- **What the task asks**: Go through the listing and set it down exactly, leaving out its pictures.

- **Entries supplied**:
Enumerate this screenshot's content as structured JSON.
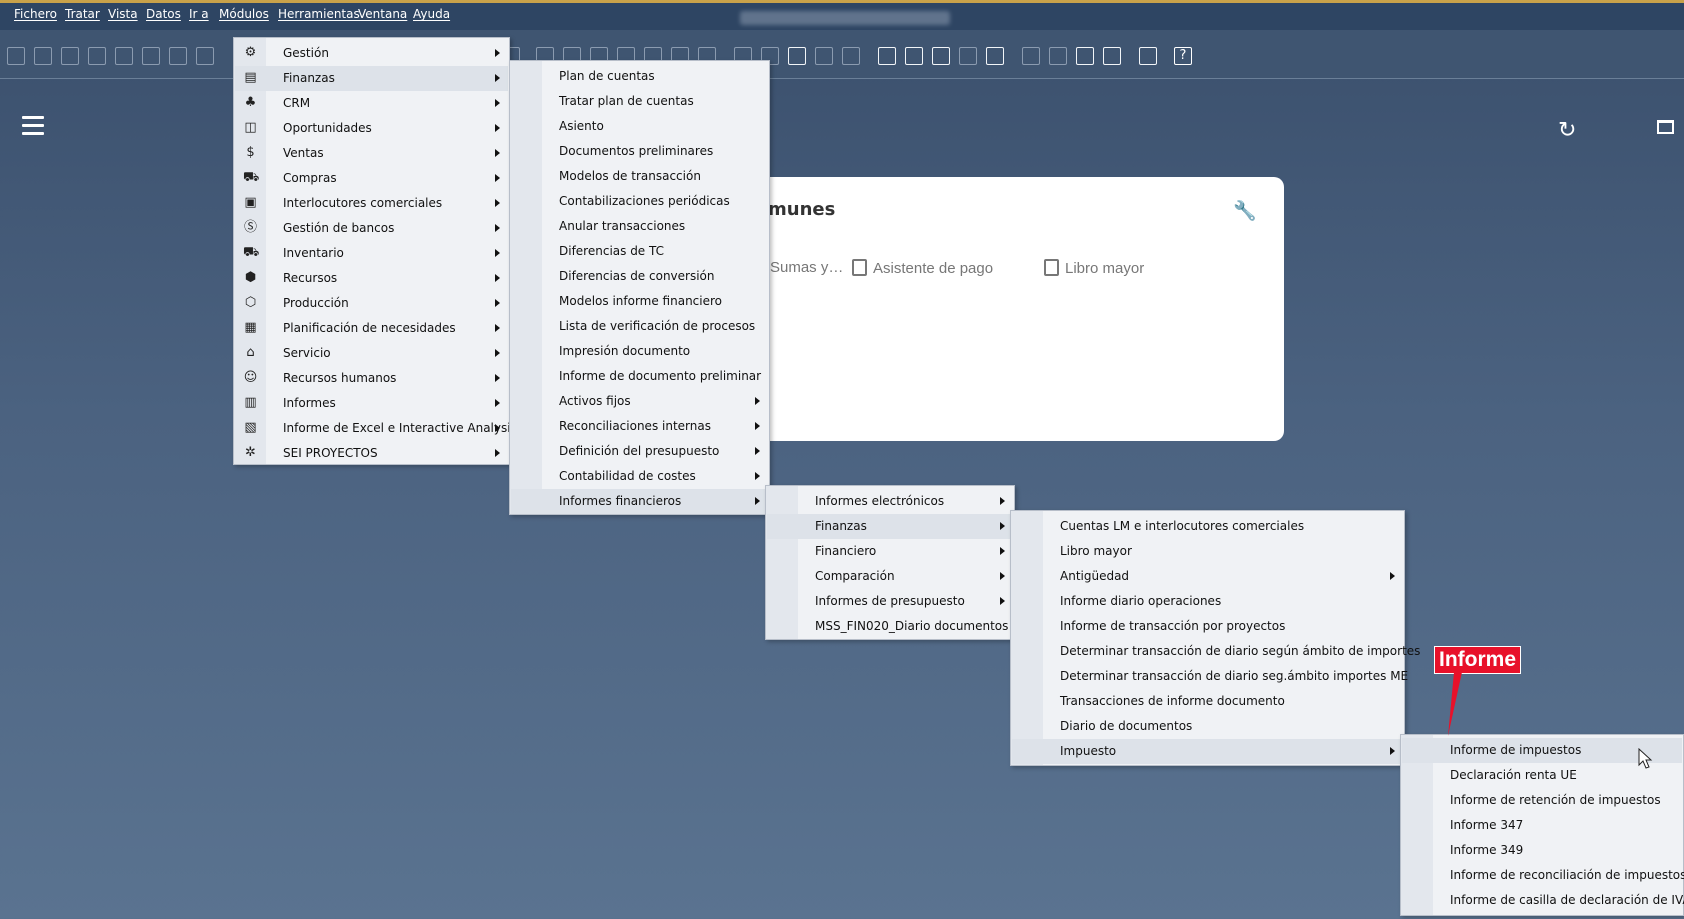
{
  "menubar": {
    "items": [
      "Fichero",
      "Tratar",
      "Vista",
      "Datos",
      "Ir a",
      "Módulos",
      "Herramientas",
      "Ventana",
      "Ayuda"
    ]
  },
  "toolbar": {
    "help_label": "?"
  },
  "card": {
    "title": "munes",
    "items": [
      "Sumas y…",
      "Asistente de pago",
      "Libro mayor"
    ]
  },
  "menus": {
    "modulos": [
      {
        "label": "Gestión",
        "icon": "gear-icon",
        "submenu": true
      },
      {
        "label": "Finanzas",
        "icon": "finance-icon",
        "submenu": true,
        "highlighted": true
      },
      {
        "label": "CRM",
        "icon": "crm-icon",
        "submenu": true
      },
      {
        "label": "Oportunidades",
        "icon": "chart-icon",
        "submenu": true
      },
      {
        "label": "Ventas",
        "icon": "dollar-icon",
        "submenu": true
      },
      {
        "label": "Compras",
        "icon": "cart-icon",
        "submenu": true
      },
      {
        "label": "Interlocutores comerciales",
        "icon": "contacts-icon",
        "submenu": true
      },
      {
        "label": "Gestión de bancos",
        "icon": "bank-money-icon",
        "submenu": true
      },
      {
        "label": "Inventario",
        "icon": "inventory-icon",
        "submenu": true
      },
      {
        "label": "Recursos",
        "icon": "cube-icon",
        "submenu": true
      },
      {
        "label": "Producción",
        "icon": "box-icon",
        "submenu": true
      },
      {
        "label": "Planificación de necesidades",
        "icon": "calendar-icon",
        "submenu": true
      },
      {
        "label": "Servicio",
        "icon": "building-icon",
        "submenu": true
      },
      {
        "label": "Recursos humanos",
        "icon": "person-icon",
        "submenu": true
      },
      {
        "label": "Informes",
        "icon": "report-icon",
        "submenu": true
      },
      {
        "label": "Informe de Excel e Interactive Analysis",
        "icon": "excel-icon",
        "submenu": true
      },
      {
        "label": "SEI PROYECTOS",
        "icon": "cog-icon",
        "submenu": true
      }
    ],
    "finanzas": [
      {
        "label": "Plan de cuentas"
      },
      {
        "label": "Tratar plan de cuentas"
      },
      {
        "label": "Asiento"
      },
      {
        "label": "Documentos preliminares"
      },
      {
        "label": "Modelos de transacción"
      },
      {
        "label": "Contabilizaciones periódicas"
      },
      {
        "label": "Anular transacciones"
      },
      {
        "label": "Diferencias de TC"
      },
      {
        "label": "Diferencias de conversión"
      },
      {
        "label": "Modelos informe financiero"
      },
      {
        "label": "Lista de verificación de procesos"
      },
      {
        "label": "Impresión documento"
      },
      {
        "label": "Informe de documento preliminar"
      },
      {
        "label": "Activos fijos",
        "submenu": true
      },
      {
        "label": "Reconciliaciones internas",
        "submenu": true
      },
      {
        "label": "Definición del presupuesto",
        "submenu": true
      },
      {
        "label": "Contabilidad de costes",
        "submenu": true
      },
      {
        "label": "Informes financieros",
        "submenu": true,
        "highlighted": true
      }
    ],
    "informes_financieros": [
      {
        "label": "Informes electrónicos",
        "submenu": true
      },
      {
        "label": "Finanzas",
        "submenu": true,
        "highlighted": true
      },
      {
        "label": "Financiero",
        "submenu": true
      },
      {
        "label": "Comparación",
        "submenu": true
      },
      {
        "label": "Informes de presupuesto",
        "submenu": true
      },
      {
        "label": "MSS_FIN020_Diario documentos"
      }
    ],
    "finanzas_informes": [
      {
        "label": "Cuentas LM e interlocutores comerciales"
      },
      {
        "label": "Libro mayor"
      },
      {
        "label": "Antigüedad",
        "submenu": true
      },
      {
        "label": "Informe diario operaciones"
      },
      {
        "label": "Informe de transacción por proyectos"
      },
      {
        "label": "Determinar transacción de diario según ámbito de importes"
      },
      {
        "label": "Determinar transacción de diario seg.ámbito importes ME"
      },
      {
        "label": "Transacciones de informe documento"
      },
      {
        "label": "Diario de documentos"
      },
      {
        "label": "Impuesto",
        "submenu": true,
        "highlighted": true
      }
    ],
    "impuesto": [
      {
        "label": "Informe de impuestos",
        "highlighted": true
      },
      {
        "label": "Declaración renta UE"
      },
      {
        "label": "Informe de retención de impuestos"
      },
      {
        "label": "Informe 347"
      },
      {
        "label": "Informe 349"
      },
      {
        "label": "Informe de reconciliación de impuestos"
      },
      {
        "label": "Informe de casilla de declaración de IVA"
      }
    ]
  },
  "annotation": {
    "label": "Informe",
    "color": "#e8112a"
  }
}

- **Solution to the exercise**:
Enumerate this screenshot's content as structured JSON.
{
  "menubar": {
    "items": [
      "Fichero",
      "Tratar",
      "Vista",
      "Datos",
      "Ir a",
      "Módulos",
      "Herramientas",
      "Ventana",
      "Ayuda"
    ]
  },
  "toolbar": {
    "help_label": "?"
  },
  "card": {
    "title": "munes",
    "items": [
      "Sumas y…",
      "Asistente de pago",
      "Libro mayor"
    ]
  },
  "menus": {
    "modulos": [
      {
        "label": "Gestión",
        "icon": "gear-icon",
        "submenu": true
      },
      {
        "label": "Finanzas",
        "icon": "finance-icon",
        "submenu": true,
        "highlighted": true
      },
      {
        "label": "CRM",
        "icon": "crm-icon",
        "submenu": true
      },
      {
        "label": "Oportunidades",
        "icon": "chart-icon",
        "submenu": true
      },
      {
        "label": "Ventas",
        "icon": "dollar-icon",
        "submenu": true
      },
      {
        "label": "Compras",
        "icon": "cart-icon",
        "submenu": true
      },
      {
        "label": "Interlocutores comerciales",
        "icon": "contacts-icon",
        "submenu": true
      },
      {
        "label": "Gestión de bancos",
        "icon": "bank-money-icon",
        "submenu": true
      },
      {
        "label": "Inventario",
        "icon": "inventory-icon",
        "submenu": true
      },
      {
        "label": "Recursos",
        "icon": "cube-icon",
        "submenu": true
      },
      {
        "label": "Producción",
        "icon": "box-icon",
        "submenu": true
      },
      {
        "label": "Planificación de necesidades",
        "icon": "calendar-icon",
        "submenu": true
      },
      {
        "label": "Servicio",
        "icon": "building-icon",
        "submenu": true
      },
      {
        "label": "Recursos humanos",
        "icon": "person-icon",
        "submenu": true
      },
      {
        "label": "Informes",
        "icon": "report-icon",
        "submenu": true
      },
      {
        "label": "Informe de Excel e Interactive Analysis",
        "icon": "excel-icon",
        "submenu": true
      },
      {
        "label": "SEI PROYECTOS",
        "icon": "cog-icon",
        "submenu": true
      }
    ],
    "finanzas": [
      {
        "label": "Plan de cuentas"
      },
      {
        "label": "Tratar plan de cuentas"
      },
      {
        "label": "Asiento"
      },
      {
        "label": "Documentos preliminares"
      },
      {
        "label": "Modelos de transacción"
      },
      {
        "label": "Contabilizaciones periódicas"
      },
      {
        "label": "Anular transacciones"
      },
      {
        "label": "Diferencias de TC"
      },
      {
        "label": "Diferencias de conversión"
      },
      {
        "label": "Modelos informe financiero"
      },
      {
        "label": "Lista de verificación de procesos"
      },
      {
        "label": "Impresión documento"
      },
      {
        "label": "Informe de documento preliminar"
      },
      {
        "label": "Activos fijos",
        "submenu": true
      },
      {
        "label": "Reconciliaciones internas",
        "submenu": true
      },
      {
        "label": "Definición del presupuesto",
        "submenu": true
      },
      {
        "label": "Contabilidad de costes",
        "submenu": true
      },
      {
        "label": "Informes financieros",
        "submenu": true,
        "highlighted": true
      }
    ],
    "informes_financieros": [
      {
        "label": "Informes electrónicos",
        "submenu": true
      },
      {
        "label": "Finanzas",
        "submenu": true,
        "highlighted": true
      },
      {
        "label": "Financiero",
        "submenu": true
      },
      {
        "label": "Comparación",
        "submenu": true
      },
      {
        "label": "Informes de presupuesto",
        "submenu": true
      },
      {
        "label": "MSS_FIN020_Diario documentos"
      }
    ],
    "finanzas_informes": [
      {
        "label": "Cuentas LM e interlocutores comerciales"
      },
      {
        "label": "Libro mayor"
      },
      {
        "label": "Antigüedad",
        "submenu": true
      },
      {
        "label": "Informe diario operaciones"
      },
      {
        "label": "Informe de transacción por proyectos"
      },
      {
        "label": "Determinar transacción de diario según ámbito de importes"
      },
      {
        "label": "Determinar transacción de diario seg.ámbito importes ME"
      },
      {
        "label": "Transacciones de informe documento"
      },
      {
        "label": "Diario de documentos"
      },
      {
        "label": "Impuesto",
        "submenu": true,
        "highlighted": true
      }
    ],
    "impuesto": [
      {
        "label": "Informe de impuestos",
        "highlighted": true
      },
      {
        "label": "Declaración renta UE"
      },
      {
        "label": "Informe de retención de impuestos"
      },
      {
        "label": "Informe 347"
      },
      {
        "label": "Informe 349"
      },
      {
        "label": "Informe de reconciliación de impuestos"
      },
      {
        "label": "Informe de casilla de declaración de IVA"
      }
    ]
  },
  "annotation": {
    "label": "Informe",
    "color": "#e8112a"
  }
}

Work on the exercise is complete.